### TO BE DONE
How many lines of the material below contain the string "select"? Case counts. Reply with the number alone.

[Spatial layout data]
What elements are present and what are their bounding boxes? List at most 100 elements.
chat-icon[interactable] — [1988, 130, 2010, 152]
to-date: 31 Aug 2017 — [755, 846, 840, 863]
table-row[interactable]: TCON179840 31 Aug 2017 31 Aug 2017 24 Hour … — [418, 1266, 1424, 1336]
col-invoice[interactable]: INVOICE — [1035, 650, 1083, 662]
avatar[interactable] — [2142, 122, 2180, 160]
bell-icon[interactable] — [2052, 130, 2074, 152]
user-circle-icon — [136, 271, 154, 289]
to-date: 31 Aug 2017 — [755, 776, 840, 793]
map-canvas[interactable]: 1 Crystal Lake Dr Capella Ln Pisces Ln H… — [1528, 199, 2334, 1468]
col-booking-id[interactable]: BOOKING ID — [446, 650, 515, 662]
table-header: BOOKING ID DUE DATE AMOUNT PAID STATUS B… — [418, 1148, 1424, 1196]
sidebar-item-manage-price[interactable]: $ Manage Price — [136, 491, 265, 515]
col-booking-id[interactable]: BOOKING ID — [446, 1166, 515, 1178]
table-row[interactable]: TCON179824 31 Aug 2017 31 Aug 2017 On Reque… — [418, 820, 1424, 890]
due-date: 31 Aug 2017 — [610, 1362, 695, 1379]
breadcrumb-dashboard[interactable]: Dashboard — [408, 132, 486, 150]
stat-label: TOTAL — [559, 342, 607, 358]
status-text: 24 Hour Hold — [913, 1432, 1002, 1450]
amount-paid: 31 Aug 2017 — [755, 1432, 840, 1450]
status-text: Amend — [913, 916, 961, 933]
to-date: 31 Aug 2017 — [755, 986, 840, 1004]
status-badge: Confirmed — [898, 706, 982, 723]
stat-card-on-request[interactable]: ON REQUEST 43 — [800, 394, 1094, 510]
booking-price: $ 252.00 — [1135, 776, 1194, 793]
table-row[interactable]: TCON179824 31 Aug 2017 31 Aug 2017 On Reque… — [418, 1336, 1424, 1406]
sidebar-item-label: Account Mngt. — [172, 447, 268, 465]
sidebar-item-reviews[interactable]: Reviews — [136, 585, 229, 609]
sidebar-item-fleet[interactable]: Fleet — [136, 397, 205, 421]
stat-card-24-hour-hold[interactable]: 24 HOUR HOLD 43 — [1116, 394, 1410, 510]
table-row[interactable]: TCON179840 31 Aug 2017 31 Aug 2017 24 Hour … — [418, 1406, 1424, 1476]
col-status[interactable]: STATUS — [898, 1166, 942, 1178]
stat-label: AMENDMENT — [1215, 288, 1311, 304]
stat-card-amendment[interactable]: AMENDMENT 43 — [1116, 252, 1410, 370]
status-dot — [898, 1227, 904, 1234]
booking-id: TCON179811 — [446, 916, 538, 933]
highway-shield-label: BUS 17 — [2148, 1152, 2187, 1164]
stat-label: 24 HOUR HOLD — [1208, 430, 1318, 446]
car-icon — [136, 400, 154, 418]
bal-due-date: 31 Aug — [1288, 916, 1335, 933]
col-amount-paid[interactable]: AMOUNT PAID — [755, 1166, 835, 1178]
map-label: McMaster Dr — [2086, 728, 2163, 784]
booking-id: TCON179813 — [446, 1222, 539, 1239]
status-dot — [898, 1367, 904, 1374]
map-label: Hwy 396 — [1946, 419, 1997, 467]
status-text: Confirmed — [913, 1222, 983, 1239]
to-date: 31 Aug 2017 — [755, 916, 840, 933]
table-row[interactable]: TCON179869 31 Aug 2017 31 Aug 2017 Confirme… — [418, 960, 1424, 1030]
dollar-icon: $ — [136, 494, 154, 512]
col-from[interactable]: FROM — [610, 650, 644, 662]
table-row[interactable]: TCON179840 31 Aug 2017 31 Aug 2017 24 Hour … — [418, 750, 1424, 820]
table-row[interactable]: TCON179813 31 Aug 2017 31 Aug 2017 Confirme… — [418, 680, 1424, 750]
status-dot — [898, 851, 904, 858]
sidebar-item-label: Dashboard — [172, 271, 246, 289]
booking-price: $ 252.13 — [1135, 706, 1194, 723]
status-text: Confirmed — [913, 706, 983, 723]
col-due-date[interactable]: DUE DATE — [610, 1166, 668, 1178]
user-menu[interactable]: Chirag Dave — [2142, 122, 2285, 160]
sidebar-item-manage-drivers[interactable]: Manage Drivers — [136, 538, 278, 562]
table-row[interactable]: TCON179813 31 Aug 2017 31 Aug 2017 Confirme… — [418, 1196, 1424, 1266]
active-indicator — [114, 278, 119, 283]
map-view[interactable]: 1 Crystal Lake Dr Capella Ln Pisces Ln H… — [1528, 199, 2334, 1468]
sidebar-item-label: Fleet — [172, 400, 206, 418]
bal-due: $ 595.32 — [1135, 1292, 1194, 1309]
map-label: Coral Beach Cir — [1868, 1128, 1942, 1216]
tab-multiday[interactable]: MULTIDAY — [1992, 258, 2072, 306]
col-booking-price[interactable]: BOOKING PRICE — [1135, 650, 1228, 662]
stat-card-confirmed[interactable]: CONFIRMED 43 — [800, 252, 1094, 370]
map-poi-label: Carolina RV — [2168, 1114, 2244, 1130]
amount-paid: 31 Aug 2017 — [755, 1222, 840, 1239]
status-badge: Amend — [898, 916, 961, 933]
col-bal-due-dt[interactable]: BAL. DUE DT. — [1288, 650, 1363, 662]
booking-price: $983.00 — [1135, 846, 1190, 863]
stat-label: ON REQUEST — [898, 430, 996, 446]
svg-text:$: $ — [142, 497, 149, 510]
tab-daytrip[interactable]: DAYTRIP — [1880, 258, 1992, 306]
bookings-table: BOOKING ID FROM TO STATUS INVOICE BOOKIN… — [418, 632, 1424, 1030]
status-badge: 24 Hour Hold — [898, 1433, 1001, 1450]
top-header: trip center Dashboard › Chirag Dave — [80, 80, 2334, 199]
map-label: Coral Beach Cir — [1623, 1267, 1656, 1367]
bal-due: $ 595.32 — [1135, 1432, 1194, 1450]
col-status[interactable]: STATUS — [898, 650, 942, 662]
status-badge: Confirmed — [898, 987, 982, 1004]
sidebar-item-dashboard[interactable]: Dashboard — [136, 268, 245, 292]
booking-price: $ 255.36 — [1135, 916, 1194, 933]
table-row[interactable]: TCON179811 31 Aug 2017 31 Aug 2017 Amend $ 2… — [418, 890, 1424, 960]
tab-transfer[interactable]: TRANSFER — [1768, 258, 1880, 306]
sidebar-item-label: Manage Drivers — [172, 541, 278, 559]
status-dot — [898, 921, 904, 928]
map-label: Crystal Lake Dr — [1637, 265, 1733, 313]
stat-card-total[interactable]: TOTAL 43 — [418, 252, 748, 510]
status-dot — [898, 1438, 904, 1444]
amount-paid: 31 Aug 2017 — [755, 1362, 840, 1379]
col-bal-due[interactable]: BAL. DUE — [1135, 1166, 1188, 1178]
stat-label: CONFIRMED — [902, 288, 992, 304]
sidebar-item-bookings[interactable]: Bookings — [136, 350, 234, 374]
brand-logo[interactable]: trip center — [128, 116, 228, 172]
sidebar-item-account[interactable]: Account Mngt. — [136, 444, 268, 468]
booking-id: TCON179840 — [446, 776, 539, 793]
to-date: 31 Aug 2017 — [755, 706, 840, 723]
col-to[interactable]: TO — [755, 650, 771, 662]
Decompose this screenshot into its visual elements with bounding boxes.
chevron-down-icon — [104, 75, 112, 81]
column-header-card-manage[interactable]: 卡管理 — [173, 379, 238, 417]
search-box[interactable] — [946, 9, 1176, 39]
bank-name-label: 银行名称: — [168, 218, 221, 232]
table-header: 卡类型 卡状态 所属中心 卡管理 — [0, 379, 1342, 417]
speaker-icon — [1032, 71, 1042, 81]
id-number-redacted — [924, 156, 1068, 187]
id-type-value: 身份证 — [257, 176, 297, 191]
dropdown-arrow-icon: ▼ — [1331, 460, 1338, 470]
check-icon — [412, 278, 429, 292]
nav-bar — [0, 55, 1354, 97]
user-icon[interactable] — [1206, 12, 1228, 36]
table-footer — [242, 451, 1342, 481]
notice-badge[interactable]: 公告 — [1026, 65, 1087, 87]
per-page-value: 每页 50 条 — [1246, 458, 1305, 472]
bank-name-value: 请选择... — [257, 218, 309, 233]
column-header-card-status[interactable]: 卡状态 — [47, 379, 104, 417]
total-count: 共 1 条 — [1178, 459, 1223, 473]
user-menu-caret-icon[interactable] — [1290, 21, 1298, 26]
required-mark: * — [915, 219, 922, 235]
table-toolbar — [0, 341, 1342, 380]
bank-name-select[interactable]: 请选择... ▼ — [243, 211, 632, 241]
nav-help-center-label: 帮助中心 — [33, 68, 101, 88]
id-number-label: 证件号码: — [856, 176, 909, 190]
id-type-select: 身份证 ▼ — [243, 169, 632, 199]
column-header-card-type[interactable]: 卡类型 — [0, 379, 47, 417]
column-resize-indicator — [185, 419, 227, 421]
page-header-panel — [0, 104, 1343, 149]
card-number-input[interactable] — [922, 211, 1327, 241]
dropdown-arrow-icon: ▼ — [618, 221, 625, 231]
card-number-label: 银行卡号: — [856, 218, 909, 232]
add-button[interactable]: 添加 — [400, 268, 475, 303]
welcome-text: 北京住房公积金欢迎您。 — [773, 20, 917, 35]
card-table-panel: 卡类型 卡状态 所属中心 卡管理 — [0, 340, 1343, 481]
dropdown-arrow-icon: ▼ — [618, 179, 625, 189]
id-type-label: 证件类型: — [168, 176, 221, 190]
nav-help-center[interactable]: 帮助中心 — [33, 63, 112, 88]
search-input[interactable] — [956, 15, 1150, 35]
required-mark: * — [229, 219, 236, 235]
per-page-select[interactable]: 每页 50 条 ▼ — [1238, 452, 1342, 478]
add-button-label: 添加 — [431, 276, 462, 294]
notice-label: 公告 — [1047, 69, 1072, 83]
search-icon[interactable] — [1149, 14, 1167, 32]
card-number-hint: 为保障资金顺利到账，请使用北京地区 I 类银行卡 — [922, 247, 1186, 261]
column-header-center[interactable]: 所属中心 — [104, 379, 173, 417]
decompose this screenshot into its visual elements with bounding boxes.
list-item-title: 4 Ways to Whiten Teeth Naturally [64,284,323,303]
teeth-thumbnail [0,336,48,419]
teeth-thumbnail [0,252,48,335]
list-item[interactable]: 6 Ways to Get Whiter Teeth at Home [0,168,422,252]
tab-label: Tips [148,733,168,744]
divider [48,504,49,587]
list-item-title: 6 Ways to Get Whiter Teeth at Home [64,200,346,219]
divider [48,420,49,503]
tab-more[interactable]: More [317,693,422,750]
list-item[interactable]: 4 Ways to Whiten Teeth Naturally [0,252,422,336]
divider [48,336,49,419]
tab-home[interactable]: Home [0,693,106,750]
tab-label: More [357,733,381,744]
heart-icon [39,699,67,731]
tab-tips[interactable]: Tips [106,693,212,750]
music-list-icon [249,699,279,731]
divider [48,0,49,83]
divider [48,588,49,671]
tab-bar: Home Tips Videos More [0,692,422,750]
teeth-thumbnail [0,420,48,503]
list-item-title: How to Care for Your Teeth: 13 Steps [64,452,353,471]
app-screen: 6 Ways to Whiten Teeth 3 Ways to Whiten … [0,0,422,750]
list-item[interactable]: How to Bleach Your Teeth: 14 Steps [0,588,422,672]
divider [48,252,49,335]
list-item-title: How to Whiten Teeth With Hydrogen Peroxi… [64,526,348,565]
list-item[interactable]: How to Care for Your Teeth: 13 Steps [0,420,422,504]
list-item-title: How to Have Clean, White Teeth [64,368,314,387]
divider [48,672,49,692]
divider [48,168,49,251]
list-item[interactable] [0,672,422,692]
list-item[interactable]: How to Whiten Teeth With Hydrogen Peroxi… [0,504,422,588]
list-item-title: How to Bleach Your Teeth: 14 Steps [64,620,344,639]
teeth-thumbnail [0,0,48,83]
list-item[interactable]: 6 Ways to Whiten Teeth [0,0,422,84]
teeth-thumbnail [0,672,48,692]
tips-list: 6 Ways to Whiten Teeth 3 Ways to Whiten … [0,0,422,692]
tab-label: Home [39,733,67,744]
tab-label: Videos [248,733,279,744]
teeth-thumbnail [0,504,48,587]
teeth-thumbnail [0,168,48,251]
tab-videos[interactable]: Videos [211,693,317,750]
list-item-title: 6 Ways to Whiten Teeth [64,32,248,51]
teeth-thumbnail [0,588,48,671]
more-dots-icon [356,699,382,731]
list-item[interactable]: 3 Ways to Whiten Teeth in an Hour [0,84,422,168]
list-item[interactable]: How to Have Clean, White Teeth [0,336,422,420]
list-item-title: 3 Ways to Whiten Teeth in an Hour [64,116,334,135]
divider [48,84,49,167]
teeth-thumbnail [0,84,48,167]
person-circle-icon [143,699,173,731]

### ANSWER
3